**RECORDS SHOWN:**
[start]

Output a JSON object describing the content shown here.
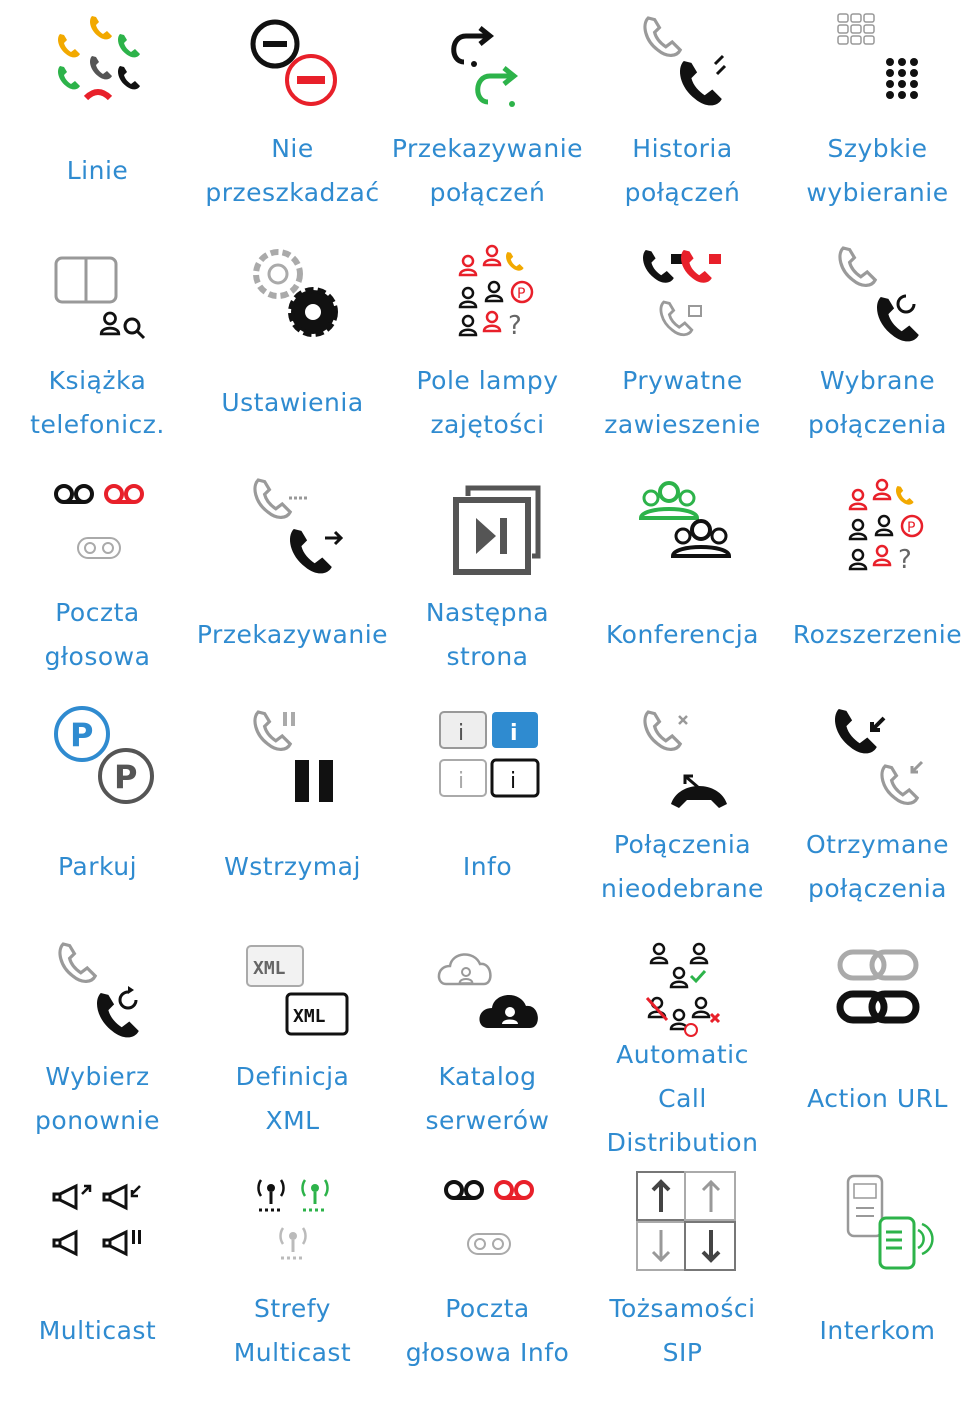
{
  "tiles": [
    {
      "icon": "lines-icon",
      "label": [
        "Linie"
      ]
    },
    {
      "icon": "do-not-disturb-icon",
      "label": [
        "Nie",
        "przeszkadzać"
      ]
    },
    {
      "icon": "call-forward-icon",
      "label": [
        "Przekazywanie",
        "połączeń"
      ]
    },
    {
      "icon": "call-history-icon",
      "label": [
        "Historia",
        "połączeń"
      ]
    },
    {
      "icon": "speed-dial-icon",
      "label": [
        "Szybkie",
        "wybieranie"
      ]
    },
    {
      "icon": "phonebook-icon",
      "label": [
        "Książka",
        "telefonicz."
      ]
    },
    {
      "icon": "settings-icon",
      "label": [
        "Ustawienia"
      ]
    },
    {
      "icon": "busy-lamp-field-icon",
      "label": [
        "Pole lampy",
        "zajętości"
      ]
    },
    {
      "icon": "private-hold-icon",
      "label": [
        "Prywatne",
        "zawieszenie"
      ]
    },
    {
      "icon": "dialed-calls-icon",
      "label": [
        "Wybrane",
        "połączenia"
      ]
    },
    {
      "icon": "voicemail-icon",
      "label": [
        "Poczta",
        "głosowa"
      ]
    },
    {
      "icon": "transfer-icon",
      "label": [
        "Przekazywanie"
      ]
    },
    {
      "icon": "next-page-icon",
      "label": [
        "Następna",
        "strona"
      ]
    },
    {
      "icon": "conference-icon",
      "label": [
        "Konferencja"
      ]
    },
    {
      "icon": "extension-icon",
      "label": [
        "Rozszerzenie"
      ]
    },
    {
      "icon": "park-icon",
      "label": [
        "Parkuj"
      ]
    },
    {
      "icon": "hold-icon",
      "label": [
        "Wstrzymaj"
      ]
    },
    {
      "icon": "info-icon",
      "label": [
        "Info"
      ]
    },
    {
      "icon": "missed-calls-icon",
      "label": [
        "Połączenia",
        "nieodebrane"
      ]
    },
    {
      "icon": "received-calls-icon",
      "label": [
        "Otrzymane",
        "połączenia"
      ]
    },
    {
      "icon": "redial-icon",
      "label": [
        "Wybierz",
        "ponownie"
      ]
    },
    {
      "icon": "xml-definition-icon",
      "label": [
        "Definicja",
        "XML"
      ]
    },
    {
      "icon": "server-directory-icon",
      "label": [
        "Katalog",
        "serwerów"
      ]
    },
    {
      "icon": "acd-icon",
      "label": [
        "Automatic",
        "Call",
        "Distribution"
      ]
    },
    {
      "icon": "action-url-icon",
      "label": [
        "Action URL"
      ]
    },
    {
      "icon": "multicast-icon",
      "label": [
        "Multicast"
      ]
    },
    {
      "icon": "multicast-zones-icon",
      "label": [
        "Strefy",
        "Multicast"
      ]
    },
    {
      "icon": "voicemail-info-icon",
      "label": [
        "Poczta",
        "głosowa Info"
      ]
    },
    {
      "icon": "sip-identities-icon",
      "label": [
        "Tożsamości",
        "SIP"
      ]
    },
    {
      "icon": "intercom-icon",
      "label": [
        "Interkom"
      ]
    }
  ],
  "colors": {
    "label": "#2f8bd0",
    "red": "#e8202a",
    "green": "#2db34a",
    "yellow": "#f2a900",
    "grey": "#8a8a8a",
    "black": "#111111"
  }
}
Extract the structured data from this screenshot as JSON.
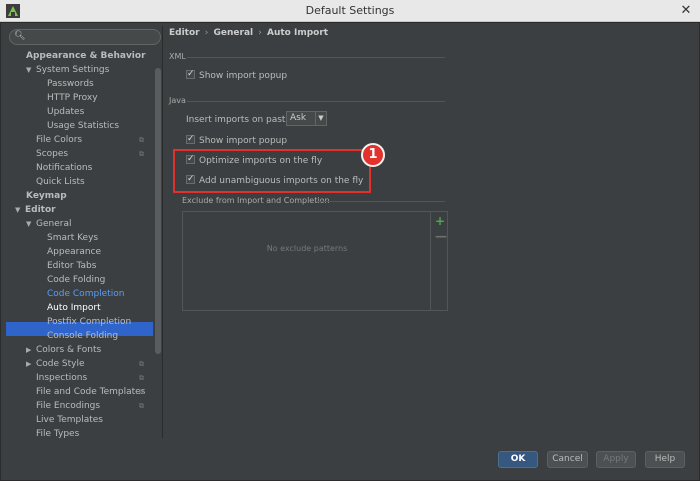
{
  "window": {
    "title": "Default Settings"
  },
  "search": {
    "placeholder": ""
  },
  "tree": {
    "items": [
      {
        "label": "Appearance & Behavior",
        "arrow": ""
      },
      {
        "label": "System Settings",
        "arrow": "▼"
      },
      {
        "label": "Passwords",
        "arrow": ""
      },
      {
        "label": "HTTP Proxy",
        "arrow": ""
      },
      {
        "label": "Updates",
        "arrow": ""
      },
      {
        "label": "Usage Statistics",
        "arrow": ""
      },
      {
        "label": "File Colors",
        "arrow": ""
      },
      {
        "label": "Scopes",
        "arrow": ""
      },
      {
        "label": "Notifications",
        "arrow": ""
      },
      {
        "label": "Quick Lists",
        "arrow": ""
      },
      {
        "label": "Keymap",
        "arrow": ""
      },
      {
        "label": "Editor",
        "arrow": "▼"
      },
      {
        "label": "General",
        "arrow": "▼"
      },
      {
        "label": "Smart Keys",
        "arrow": ""
      },
      {
        "label": "Appearance",
        "arrow": ""
      },
      {
        "label": "Editor Tabs",
        "arrow": ""
      },
      {
        "label": "Code Folding",
        "arrow": ""
      },
      {
        "label": "Code Completion",
        "arrow": ""
      },
      {
        "label": "Auto Import",
        "arrow": ""
      },
      {
        "label": "Postfix Completion",
        "arrow": ""
      },
      {
        "label": "Console Folding",
        "arrow": ""
      },
      {
        "label": "Colors & Fonts",
        "arrow": "▶"
      },
      {
        "label": "Code Style",
        "arrow": "▶"
      },
      {
        "label": "Inspections",
        "arrow": ""
      },
      {
        "label": "File and Code Templates",
        "arrow": ""
      },
      {
        "label": "File Encodings",
        "arrow": ""
      },
      {
        "label": "Live Templates",
        "arrow": ""
      },
      {
        "label": "File Types",
        "arrow": ""
      }
    ]
  },
  "breadcrumb": {
    "part1": "Editor",
    "part2": "General",
    "part3": "Auto Import",
    "sep": "›"
  },
  "xml": {
    "section_label": "XML",
    "show_import_popup": "Show import popup"
  },
  "java": {
    "section_label": "Java",
    "insert_imports_label": "Insert imports on paste:",
    "insert_imports_value": "Ask",
    "show_import_popup": "Show import popup",
    "optimize_imports": "Optimize imports on the fly",
    "add_unambiguous": "Add unambiguous imports on the fly"
  },
  "annotation": {
    "badge": "1"
  },
  "exclude": {
    "label": "Exclude from Import and Completion",
    "empty_text": "No exclude patterns",
    "add_symbol": "+",
    "remove_symbol": "—"
  },
  "footer": {
    "ok": "OK",
    "cancel": "Cancel",
    "apply": "Apply",
    "help": "Help"
  },
  "colors": {
    "background": "#3c3f41",
    "selection": "#2f65ca",
    "link_text": "#589df6",
    "highlight": "#e0312c",
    "ok_button": "#365880"
  }
}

[end]

**TASK PROMPT:** Pull out all lines containing "from".

**TASK SOLUTION:**
Extract the structured data from this screenshot as JSON.
    "label": "Exclude from Import and Completion",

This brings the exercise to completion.